====== RECORDS SUPPLIED ======

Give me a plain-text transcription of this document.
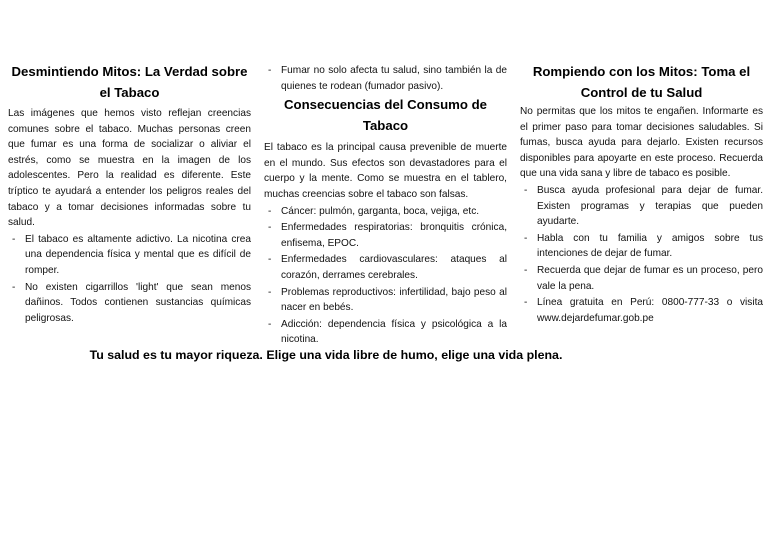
Desmintiendo Mitos: La Verdad sobre el Tabaco

Las imágenes que hemos visto reflejan creencias comunes sobre el tabaco. Muchas personas creen que fumar es una forma de socializar o aliviar el estrés, como se muestra en la imagen de los adolescentes. Pero la realidad es diferente. Este tríptico te ayudará a entender los peligros reales del tabaco y a tomar decisiones informadas sobre tu salud.

- El tabaco es altamente adictivo. La nicotina crea una dependencia física y mental que es difícil de romper.
- No existen cigarrillos 'light' que sean menos dañinos. Todos contienen sustancias químicas peligrosas.
- Fumar no solo afecta tu salud, sino también la de quienes te rodean (fumador pasivo).
Consecuencias del Consumo de Tabaco

El tabaco es la principal causa prevenible de muerte en el mundo. Sus efectos son devastadores para el cuerpo y la mente. Como se muestra en el tablero, muchas creencias sobre el tabaco son falsas.

- Cáncer: pulmón, garganta, boca, vejiga, etc.
- Enfermedades respiratorias: bronquitis crónica, enfisema, EPOC.
- Enfermedades cardiovasculares: ataques al corazón, derrames cerebrales.
- Problemas reproductivos: infertilidad, bajo peso al nacer en bebés.
- Adicción: dependencia física y psicológica a la nicotina.
Rompiendo con los Mitos: Toma el Control de tu Salud

No permitas que los mitos te engañen. Informarte es el primer paso para tomar decisiones saludables. Si fumas, busca ayuda para dejarlo. Existen recursos disponibles para apoyarte en este proceso. Recuerda que una vida sana y libre de tabaco es posible.

- Busca ayuda profesional para dejar de fumar. Existen programas y terapias que pueden ayudarte.
- Habla con tu familia y amigos sobre tus intenciones de dejar de fumar.
- Recuerda que dejar de fumar es un proceso, pero vale la pena.
- Línea gratuita en Perú: 0800-777-33 o visita www.dejardefumar.gob.pe
Tu salud es tu mayor riqueza. Elige una vida libre de humo, elige una vida plena.
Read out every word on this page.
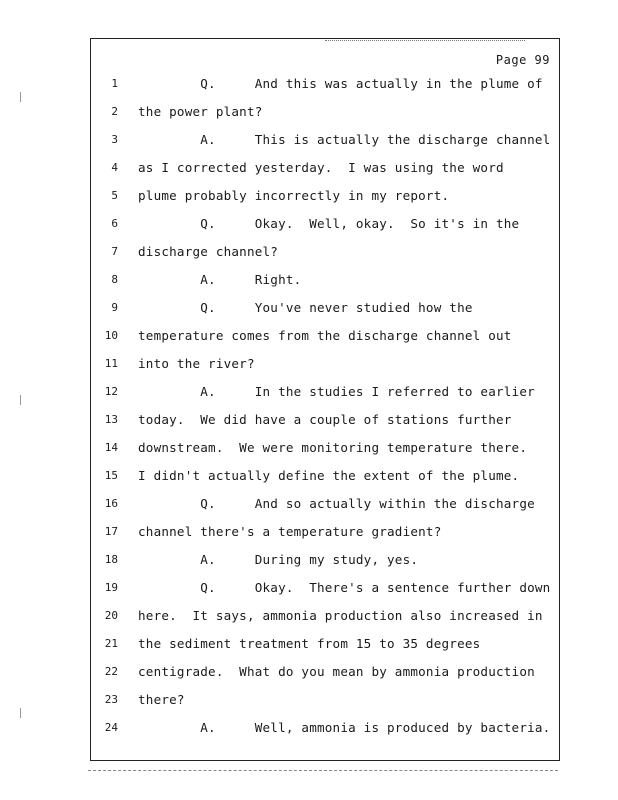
Page 99
1 Q.     And this was actually in the plume of
2 the power plant?
3 A.     This is actually the discharge channel
4 as I corrected yesterday.  I was using the word
5 plume probably incorrectly in my report.
6 Q.     Okay.  Well, okay.  So it's in the
7 discharge channel?
8 A.     Right.
9 Q.     You've never studied how the
10 temperature comes from the discharge channel out
11 into the river?
12 A.     In the studies I referred to earlier
13 today.  We did have a couple of stations further
14 downstream.  We were monitoring temperature there.
15 I didn't actually define the extent of the plume.
16 Q.     And so actually within the discharge
17 channel there's a temperature gradient?
18 A.     During my study, yes.
19 Q.     Okay.  There's a sentence further down
20 here.  It says, ammonia production also increased in
21 the sediment treatment from 15 to 35 degrees
22 centigrade.  What do you mean by ammonia production
23 there?
24 A.     Well, ammonia is produced by bacteria.
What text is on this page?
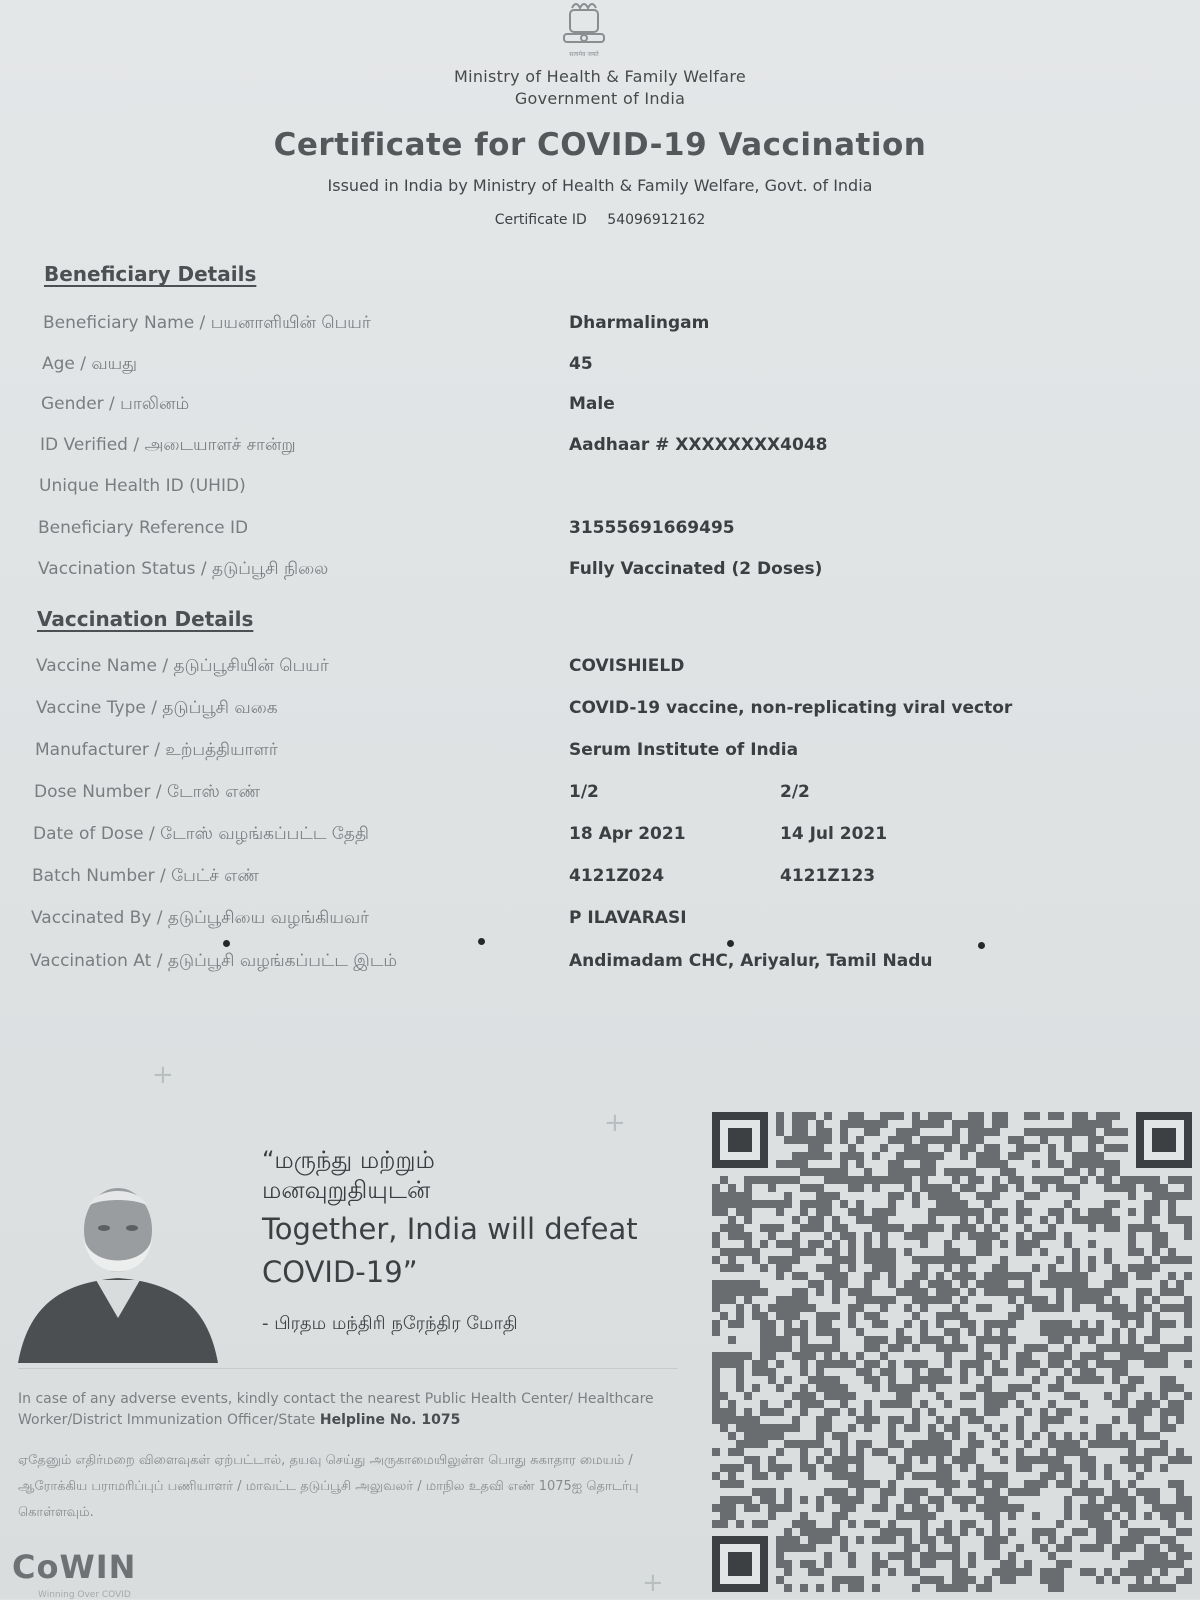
सत्यमेव जयते
Ministry of Health & Family Welfare
Government of India
Certificate for COVID-19 Vaccination
Issued in India by Ministry of Health & Family Welfare, Govt. of India
Certificate ID 54096912162
Beneficiary Details
Beneficiary Name / பயனாளியின் பெயர்	Dharmalingam
Age / வயது	45
Gender / பாலினம்	Male
ID Verified / அடையாளச் சான்று	Aadhaar # XXXXXXXX4048
Unique Health ID (UHID)
Beneficiary Reference ID	31555691669495
Vaccination Status / தடுப்பூசி நிலை	Fully Vaccinated (2 Doses)
Vaccination Details
Vaccine Name / தடுப்பூசியின் பெயர்	COVISHIELD
Vaccine Type / தடுப்பூசி வகை	COVID-19 vaccine, non-replicating viral vector
Manufacturer / உற்பத்தியாளர்	Serum Institute of India
Dose Number / டோஸ் எண்	1/2	2/2
Date of Dose / டோஸ் வழங்கப்பட்ட தேதி	18 Apr 2021	14 Jul 2021
Batch Number / பேட்ச் எண்	4121Z024	4121Z123
Vaccinated By / தடுப்பூசியை வழங்கியவர்	P ILAVARASI
Vaccination At / தடுப்பூசி வழங்கப்பட்ட இடம்	Andimadam CHC, Ariyalur, Tamil Nadu
+
+
+
“மருந்து மற்றும் மனவுறுதியுடன்
Together, India will defeat COVID-19”
- பிரதம மந்திரி நரேந்திர மோதி
In case of any adverse events, kindly contact the nearest Public Health Center/ Healthcare Worker/District Immunization Officer/State Helpline No. 1075
ஏதேனும் எதிர்மறை விளைவுகள் ஏற்பட்டால், தயவு செய்து அருகாமையிலுள்ள பொது சுகாதார மையம் / ஆரோக்கிய பராமரிப்புப் பணியாளர் / மாவட்ட தடுப்பூசி அலுவலர் / மாநில உதவி எண் 1075ஐ தொடர்பு கொள்ளவும்.
CoWIN
Winning Over COVID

======

_TASK INSTRUCTIONS_: Show, from the material above, each line that includes the string "Well".

_ANSWER SECTION_:
6 Q.     Okay.  Well, okay.  So it's in the
24 A.     Well, ammonia is produced by bacteria.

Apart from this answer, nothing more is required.